== EXTRACTED MATERIAL ==

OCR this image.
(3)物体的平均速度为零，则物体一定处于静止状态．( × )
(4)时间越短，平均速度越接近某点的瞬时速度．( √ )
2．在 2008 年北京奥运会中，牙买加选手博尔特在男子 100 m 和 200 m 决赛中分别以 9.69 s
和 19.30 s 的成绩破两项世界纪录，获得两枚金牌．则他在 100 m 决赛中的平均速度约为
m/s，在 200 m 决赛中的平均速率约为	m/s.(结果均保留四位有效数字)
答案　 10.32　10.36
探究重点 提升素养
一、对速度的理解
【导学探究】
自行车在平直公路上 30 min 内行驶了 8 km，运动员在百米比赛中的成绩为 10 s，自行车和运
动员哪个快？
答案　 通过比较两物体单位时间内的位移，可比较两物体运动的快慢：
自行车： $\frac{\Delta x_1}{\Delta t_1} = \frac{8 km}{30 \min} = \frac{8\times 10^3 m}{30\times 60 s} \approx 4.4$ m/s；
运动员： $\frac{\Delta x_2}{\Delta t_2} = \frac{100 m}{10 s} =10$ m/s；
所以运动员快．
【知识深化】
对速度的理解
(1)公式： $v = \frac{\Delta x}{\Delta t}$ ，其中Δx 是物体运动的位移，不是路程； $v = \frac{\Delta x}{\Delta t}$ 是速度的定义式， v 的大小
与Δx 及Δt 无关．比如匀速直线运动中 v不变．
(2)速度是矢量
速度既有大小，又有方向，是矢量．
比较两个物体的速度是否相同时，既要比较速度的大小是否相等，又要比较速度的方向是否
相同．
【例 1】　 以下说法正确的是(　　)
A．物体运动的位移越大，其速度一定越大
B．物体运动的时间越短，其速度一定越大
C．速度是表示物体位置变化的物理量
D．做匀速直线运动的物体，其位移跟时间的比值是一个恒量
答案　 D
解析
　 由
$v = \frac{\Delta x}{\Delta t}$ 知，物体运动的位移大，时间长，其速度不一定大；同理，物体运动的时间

===
== EXTRACTED MATERIAL ==

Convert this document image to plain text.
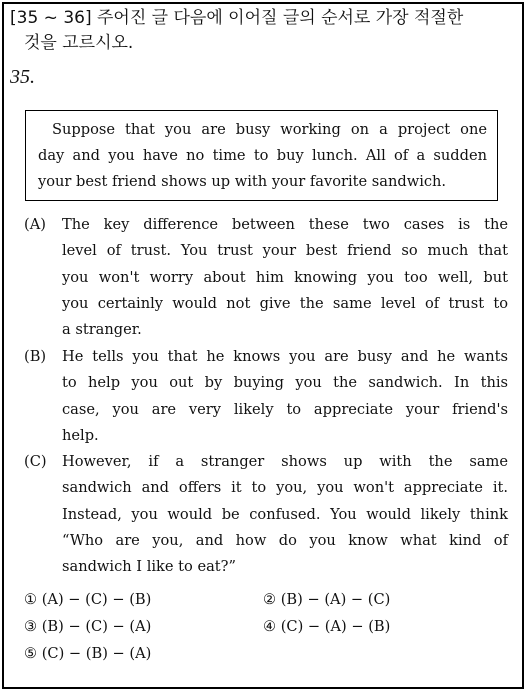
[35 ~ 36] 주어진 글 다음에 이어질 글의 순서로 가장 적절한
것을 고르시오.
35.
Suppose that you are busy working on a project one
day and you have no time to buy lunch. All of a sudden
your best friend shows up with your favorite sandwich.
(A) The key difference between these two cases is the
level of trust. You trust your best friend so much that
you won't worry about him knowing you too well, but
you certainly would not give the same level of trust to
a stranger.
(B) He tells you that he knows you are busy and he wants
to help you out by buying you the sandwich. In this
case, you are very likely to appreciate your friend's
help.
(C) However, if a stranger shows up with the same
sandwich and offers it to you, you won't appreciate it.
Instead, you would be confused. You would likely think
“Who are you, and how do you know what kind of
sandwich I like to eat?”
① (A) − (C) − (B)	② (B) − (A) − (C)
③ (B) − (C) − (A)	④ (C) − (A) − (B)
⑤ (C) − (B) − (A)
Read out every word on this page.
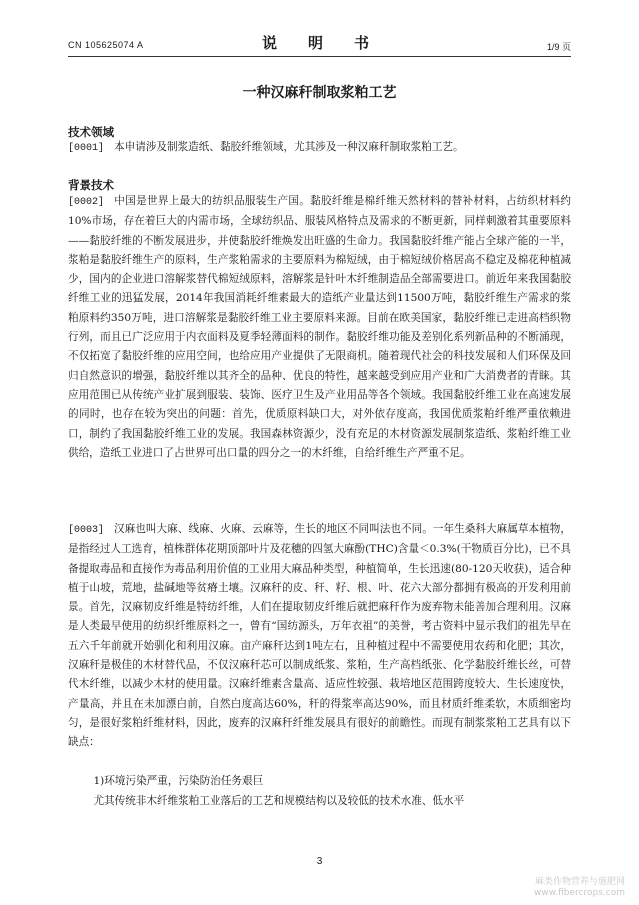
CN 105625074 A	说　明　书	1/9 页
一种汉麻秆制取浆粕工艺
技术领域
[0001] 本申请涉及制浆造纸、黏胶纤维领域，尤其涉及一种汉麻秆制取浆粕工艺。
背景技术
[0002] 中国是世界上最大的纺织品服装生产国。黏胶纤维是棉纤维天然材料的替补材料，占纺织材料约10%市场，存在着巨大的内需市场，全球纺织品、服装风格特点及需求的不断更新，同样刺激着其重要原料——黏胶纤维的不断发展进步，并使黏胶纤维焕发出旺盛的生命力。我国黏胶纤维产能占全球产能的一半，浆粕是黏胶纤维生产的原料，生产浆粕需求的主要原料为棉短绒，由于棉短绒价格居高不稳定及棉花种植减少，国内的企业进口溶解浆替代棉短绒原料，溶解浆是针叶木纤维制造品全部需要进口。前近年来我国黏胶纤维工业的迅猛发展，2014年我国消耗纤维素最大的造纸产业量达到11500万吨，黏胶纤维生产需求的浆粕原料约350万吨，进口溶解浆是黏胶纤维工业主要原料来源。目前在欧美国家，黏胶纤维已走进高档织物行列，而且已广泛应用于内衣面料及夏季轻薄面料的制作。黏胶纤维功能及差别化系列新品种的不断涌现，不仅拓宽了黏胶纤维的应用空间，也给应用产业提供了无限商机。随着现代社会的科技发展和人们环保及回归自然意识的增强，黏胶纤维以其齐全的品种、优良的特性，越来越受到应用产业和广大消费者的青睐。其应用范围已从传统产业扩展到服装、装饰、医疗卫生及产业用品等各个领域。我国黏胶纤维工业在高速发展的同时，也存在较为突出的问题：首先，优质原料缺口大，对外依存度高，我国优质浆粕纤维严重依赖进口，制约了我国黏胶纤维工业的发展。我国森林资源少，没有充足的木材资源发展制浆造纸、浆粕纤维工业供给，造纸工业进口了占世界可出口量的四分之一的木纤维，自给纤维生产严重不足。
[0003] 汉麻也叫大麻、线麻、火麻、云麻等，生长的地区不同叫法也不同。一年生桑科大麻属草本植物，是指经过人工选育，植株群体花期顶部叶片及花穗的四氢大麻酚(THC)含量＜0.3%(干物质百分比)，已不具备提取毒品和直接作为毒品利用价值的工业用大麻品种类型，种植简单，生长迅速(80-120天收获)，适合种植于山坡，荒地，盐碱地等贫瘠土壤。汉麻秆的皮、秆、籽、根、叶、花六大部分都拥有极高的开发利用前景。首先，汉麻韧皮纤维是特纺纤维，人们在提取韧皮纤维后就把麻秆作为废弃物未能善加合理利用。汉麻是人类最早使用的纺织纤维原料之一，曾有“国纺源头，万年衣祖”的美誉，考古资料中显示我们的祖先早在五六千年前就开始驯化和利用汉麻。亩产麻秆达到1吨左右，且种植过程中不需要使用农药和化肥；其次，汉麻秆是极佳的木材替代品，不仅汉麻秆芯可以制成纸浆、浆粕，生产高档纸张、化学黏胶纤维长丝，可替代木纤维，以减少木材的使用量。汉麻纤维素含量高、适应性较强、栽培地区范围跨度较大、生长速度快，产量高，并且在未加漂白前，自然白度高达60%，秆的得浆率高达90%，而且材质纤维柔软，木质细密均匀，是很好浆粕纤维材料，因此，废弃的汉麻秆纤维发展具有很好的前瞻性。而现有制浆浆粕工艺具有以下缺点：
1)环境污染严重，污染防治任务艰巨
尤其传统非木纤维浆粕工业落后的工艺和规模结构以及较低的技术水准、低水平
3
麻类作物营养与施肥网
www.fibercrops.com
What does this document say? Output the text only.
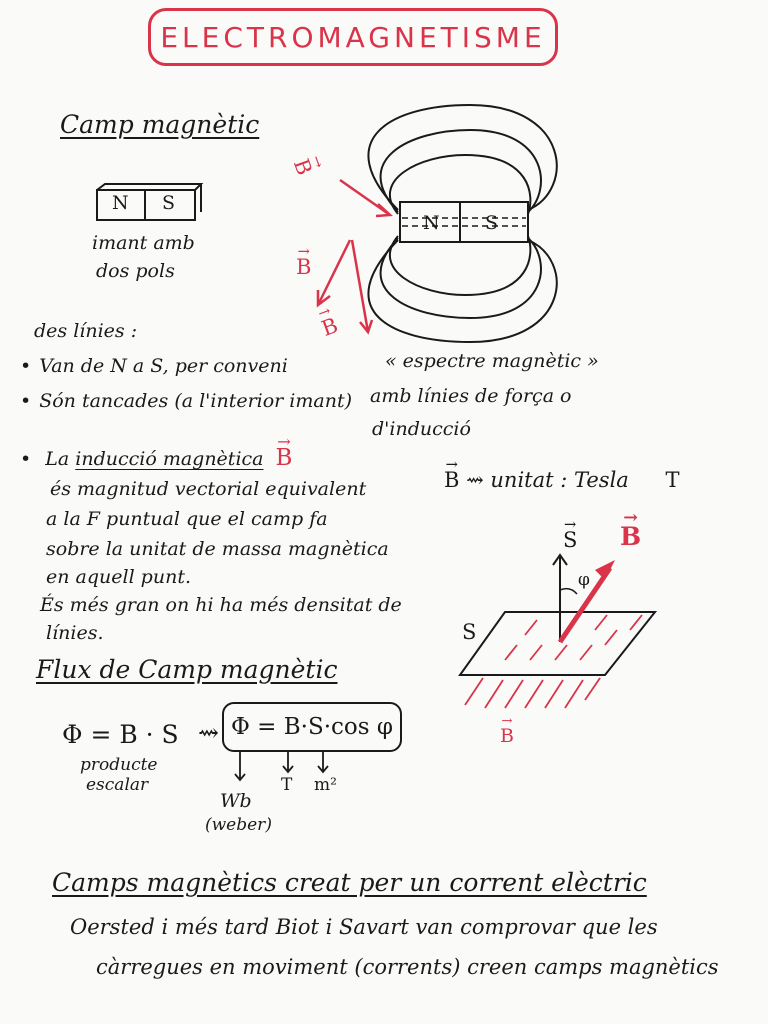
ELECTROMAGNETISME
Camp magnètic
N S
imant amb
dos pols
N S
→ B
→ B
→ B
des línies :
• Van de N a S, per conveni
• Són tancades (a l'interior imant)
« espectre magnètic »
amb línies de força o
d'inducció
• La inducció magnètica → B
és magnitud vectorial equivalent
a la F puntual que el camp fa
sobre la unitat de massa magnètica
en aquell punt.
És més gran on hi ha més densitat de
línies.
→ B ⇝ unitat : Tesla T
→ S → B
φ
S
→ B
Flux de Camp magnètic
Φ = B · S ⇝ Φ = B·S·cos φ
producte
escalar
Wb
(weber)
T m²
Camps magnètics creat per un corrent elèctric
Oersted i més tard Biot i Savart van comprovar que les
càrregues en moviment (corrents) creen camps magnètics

===
== EXTRACTED MATERIAL ==

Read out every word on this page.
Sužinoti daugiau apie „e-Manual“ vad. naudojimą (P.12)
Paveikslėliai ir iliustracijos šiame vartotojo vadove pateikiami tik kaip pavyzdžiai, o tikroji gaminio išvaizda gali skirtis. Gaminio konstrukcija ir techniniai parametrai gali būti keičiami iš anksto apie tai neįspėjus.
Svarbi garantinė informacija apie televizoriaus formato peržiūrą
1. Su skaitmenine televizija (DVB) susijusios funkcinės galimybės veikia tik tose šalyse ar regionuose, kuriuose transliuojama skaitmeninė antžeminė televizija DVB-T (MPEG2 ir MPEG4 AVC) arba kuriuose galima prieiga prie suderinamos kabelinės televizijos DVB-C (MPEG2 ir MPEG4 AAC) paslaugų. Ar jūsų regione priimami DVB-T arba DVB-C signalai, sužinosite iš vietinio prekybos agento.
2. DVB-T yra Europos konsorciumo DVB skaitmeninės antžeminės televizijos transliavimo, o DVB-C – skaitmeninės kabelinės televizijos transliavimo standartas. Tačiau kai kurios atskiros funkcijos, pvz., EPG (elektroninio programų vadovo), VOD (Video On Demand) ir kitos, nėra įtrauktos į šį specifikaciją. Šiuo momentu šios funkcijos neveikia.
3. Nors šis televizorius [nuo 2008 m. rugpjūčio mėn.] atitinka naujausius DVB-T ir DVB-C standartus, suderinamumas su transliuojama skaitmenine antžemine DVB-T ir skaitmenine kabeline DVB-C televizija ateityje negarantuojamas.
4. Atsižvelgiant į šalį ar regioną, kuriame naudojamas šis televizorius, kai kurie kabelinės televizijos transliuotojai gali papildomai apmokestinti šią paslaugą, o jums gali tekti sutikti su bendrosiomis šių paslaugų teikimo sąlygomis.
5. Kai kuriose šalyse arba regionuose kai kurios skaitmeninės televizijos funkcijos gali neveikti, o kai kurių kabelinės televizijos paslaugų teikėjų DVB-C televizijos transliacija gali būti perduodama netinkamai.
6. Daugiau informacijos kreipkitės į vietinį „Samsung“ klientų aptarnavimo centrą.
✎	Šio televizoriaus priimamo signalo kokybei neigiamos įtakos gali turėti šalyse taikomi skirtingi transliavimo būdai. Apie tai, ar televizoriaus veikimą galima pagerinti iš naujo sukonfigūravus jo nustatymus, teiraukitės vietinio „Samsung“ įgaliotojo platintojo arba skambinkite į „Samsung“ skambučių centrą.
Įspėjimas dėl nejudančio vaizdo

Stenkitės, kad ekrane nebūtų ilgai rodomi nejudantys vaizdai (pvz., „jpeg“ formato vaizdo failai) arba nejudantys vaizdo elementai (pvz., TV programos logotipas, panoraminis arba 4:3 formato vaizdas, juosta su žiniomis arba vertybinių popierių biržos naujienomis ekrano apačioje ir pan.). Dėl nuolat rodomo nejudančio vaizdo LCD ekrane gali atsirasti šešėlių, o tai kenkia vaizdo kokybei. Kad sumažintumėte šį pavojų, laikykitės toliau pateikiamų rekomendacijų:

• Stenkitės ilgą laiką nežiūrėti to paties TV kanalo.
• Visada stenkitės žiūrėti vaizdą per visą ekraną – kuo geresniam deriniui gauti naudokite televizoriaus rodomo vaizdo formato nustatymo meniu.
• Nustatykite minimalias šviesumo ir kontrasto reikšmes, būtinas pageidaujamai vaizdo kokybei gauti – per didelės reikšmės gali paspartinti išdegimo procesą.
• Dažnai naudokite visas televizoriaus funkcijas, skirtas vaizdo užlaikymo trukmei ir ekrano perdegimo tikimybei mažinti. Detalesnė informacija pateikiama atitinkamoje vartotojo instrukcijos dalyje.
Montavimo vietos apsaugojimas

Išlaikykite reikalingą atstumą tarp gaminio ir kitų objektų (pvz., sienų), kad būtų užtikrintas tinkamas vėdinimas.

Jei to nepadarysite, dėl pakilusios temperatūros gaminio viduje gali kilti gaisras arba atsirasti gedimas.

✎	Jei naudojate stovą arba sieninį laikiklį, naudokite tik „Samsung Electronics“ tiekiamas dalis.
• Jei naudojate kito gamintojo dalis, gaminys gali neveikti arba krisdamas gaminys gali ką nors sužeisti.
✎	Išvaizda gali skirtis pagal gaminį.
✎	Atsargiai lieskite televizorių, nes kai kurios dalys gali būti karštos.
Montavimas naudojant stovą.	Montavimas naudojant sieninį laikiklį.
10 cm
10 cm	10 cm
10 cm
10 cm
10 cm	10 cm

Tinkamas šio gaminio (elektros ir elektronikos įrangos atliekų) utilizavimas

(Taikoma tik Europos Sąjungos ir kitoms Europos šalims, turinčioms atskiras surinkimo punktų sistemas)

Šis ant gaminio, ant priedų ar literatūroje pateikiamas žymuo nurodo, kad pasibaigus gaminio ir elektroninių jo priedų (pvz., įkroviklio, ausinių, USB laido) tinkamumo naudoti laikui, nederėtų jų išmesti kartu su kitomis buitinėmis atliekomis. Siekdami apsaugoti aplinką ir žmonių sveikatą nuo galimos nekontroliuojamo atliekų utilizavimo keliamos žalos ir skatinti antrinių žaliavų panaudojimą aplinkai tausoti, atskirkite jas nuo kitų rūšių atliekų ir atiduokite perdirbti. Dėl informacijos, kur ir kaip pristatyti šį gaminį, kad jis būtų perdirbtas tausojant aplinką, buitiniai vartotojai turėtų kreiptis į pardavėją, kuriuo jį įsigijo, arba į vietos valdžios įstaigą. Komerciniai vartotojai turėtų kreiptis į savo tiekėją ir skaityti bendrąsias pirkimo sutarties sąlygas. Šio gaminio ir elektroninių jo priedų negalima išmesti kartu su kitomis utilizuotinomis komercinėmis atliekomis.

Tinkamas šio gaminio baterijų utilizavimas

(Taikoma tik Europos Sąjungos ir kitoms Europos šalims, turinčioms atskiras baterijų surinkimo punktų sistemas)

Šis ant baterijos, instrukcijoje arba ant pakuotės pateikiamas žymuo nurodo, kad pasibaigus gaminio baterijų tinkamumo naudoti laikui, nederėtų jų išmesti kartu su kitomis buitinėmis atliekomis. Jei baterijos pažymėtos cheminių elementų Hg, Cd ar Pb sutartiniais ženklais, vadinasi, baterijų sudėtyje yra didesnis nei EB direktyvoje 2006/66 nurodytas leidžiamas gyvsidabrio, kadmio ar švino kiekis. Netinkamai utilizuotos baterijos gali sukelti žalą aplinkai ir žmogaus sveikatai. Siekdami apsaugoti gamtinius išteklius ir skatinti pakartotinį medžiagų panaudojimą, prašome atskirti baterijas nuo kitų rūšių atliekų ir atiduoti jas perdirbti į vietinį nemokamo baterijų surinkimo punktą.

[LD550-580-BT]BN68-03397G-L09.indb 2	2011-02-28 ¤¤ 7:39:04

===

REQUIRED TASK: Search the entries for the word "funkcijos" and copy every line that has it.

WORKED ANSWER:
2. DVB-T yra Europos konsorciumo DVB skaitmeninės antžeminės televizijos transliavimo, o DVB-C – skaitmeninės kabelinės televizijos transliavimo standartas. Tačiau kai kurios atskiros funkcijos, pvz., EPG (elektroninio programų vadovo), VOD (Video On Demand) ir kitos, nėra įtrauktos į šį specifikaciją. Šiuo momentu šios funkcijos neveikia.
5. Kai kuriose šalyse arba regionuose kai kurios skaitmeninės televizijos funkcijos gali neveikti, o kai kurių kabelinės televizijos paslaugų teikėjų DVB-C televizijos transliacija gali būti perduodama netinkamai.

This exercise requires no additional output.